The request:
Reproduce the listing word for word, leaving every picture behind.

Provided data:
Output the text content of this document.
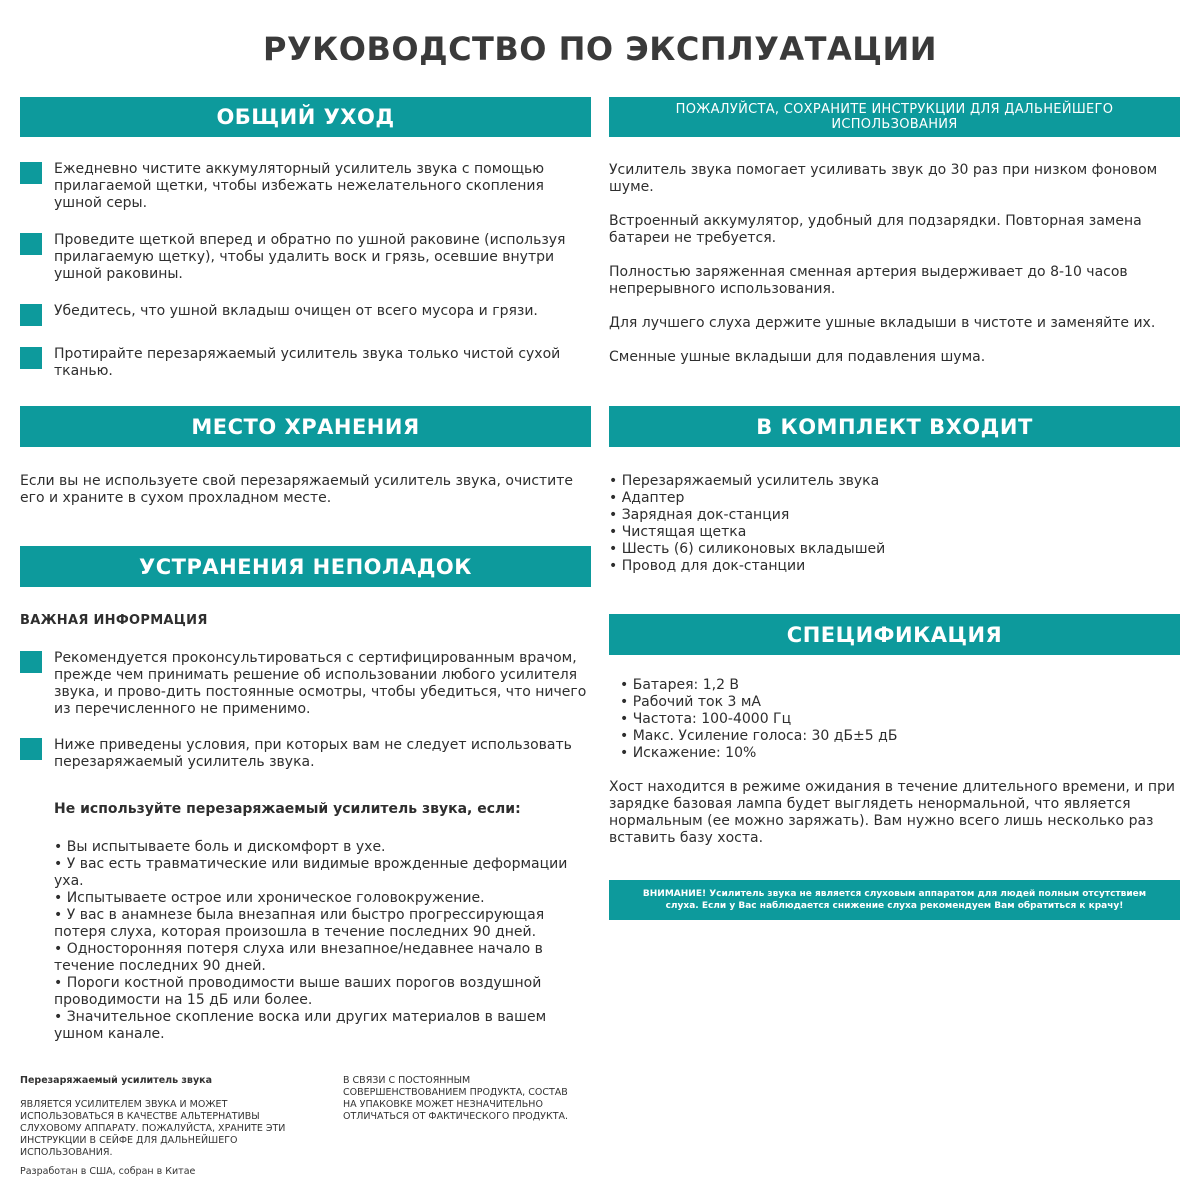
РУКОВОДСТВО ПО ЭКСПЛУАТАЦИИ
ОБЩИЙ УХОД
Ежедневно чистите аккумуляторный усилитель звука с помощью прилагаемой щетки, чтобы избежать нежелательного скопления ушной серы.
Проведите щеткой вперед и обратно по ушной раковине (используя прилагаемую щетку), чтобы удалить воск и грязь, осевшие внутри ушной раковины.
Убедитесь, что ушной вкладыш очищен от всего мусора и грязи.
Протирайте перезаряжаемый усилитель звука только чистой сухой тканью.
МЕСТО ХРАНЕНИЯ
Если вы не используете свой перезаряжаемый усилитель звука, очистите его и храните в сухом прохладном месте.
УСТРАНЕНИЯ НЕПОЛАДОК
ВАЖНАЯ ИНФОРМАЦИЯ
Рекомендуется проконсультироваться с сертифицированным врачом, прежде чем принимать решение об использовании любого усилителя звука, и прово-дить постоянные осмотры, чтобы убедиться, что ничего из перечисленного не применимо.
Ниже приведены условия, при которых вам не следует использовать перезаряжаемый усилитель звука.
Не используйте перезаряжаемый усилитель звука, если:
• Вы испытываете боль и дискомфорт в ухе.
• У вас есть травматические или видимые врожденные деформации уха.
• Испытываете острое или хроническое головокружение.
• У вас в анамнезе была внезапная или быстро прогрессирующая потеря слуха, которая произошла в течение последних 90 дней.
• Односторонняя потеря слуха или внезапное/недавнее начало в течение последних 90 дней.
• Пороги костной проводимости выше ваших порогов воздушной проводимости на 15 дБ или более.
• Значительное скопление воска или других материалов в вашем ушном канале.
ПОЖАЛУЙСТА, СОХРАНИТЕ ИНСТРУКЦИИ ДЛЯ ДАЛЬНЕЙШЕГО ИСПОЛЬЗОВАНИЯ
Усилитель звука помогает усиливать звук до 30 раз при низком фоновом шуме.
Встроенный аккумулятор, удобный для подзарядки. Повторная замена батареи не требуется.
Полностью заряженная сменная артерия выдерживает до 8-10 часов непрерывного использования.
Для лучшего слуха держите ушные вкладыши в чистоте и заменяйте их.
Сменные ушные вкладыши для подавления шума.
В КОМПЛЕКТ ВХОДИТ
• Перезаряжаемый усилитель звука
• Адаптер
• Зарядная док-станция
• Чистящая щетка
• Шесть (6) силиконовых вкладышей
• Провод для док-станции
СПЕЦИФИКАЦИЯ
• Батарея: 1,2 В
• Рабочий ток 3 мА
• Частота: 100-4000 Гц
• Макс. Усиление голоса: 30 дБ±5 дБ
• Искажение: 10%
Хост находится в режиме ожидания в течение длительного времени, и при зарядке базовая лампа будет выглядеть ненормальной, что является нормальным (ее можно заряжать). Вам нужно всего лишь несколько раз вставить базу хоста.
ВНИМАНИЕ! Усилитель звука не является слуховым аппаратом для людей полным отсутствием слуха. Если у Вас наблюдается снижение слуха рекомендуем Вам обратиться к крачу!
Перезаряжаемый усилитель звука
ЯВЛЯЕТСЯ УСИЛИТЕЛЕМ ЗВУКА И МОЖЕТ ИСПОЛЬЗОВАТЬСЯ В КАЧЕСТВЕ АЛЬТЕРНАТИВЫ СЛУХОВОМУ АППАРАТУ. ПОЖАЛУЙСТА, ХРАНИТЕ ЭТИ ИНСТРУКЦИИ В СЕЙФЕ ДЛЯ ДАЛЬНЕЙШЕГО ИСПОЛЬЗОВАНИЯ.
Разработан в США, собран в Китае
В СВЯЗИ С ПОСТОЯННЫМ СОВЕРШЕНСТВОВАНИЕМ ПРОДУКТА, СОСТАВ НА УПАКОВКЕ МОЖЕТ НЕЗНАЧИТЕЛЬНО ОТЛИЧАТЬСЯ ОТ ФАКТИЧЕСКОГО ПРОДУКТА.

Solution to this problem:
Output the text content of this document.
РУКОВОДСТВО ПО ЭКСПЛУАТАЦИИ
ОБЩИЙ УХОД
Ежедневно чистите аккумуляторный усилитель звука с помощью прилагаемой щетки, чтобы избежать нежелательного скопления ушной серы.
Проведите щеткой вперед и обратно по ушной раковине (используя прилагаемую щетку), чтобы удалить воск и грязь, осевшие внутри ушной раковины.
Убедитесь, что ушной вкладыш очищен от всего мусора и грязи.
Протирайте перезаряжаемый усилитель звука только чистой сухой тканью.
МЕСТО ХРАНЕНИЯ
Если вы не используете свой перезаряжаемый усилитель звука, очистите его и храните в сухом прохладном месте.
УСТРАНЕНИЯ НЕПОЛАДОК
ВАЖНАЯ ИНФОРМАЦИЯ
Рекомендуется проконсультироваться с сертифицированным врачом, прежде чем принимать решение об использовании любого усилителя звука, и прово-дить постоянные осмотры, чтобы убедиться, что ничего из перечисленного не применимо.
Ниже приведены условия, при которых вам не следует использовать перезаряжаемый усилитель звука.
Не используйте перезаряжаемый усилитель звука, если:
• Вы испытываете боль и дискомфорт в ухе.
• У вас есть травматические или видимые врожденные деформации уха.
• Испытываете острое или хроническое головокружение.
• У вас в анамнезе была внезапная или быстро прогрессирующая потеря слуха, которая произошла в течение последних 90 дней.
• Односторонняя потеря слуха или внезапное/недавнее начало в течение последних 90 дней.
• Пороги костной проводимости выше ваших порогов воздушной проводимости на 15 дБ или более.
• Значительное скопление воска или других материалов в вашем ушном канале.
ПОЖАЛУЙСТА, СОХРАНИТЕ ИНСТРУКЦИИ ДЛЯ ДАЛЬНЕЙШЕГО ИСПОЛЬЗОВАНИЯ
Усилитель звука помогает усиливать звук до 30 раз при низком фоновом шуме.
Встроенный аккумулятор, удобный для подзарядки. Повторная замена батареи не требуется.
Полностью заряженная сменная артерия выдерживает до 8-10 часов непрерывного использования.
Для лучшего слуха держите ушные вкладыши в чистоте и заменяйте их.
Сменные ушные вкладыши для подавления шума.
В КОМПЛЕКТ ВХОДИТ
• Перезаряжаемый усилитель звука
• Адаптер
• Зарядная док-станция
• Чистящая щетка
• Шесть (6) силиконовых вкладышей
• Провод для док-станции
СПЕЦИФИКАЦИЯ
• Батарея: 1,2 В
• Рабочий ток 3 мА
• Частота: 100-4000 Гц
• Макс. Усиление голоса: 30 дБ±5 дБ
• Искажение: 10%
Хост находится в режиме ожидания в течение длительного времени, и при зарядке базовая лампа будет выглядеть ненормальной, что является нормальным (ее можно заряжать). Вам нужно всего лишь несколько раз вставить базу хоста.
ВНИМАНИЕ! Усилитель звука не является слуховым аппаратом для людей полным отсутствием слуха. Если у Вас наблюдается снижение слуха рекомендуем Вам обратиться к крачу!
Перезаряжаемый усилитель звука
ЯВЛЯЕТСЯ УСИЛИТЕЛЕМ ЗВУКА И МОЖЕТ ИСПОЛЬЗОВАТЬСЯ В КАЧЕСТВЕ АЛЬТЕРНАТИВЫ СЛУХОВОМУ АППАРАТУ. ПОЖАЛУЙСТА, ХРАНИТЕ ЭТИ ИНСТРУКЦИИ В СЕЙФЕ ДЛЯ ДАЛЬНЕЙШЕГО ИСПОЛЬЗОВАНИЯ.
Разработан в США, собран в Китае
В СВЯЗИ С ПОСТОЯННЫМ СОВЕРШЕНСТВОВАНИЕМ ПРОДУКТА, СОСТАВ НА УПАКОВКЕ МОЖЕТ НЕЗНАЧИТЕЛЬНО ОТЛИЧАТЬСЯ ОТ ФАКТИЧЕСКОГО ПРОДУКТА.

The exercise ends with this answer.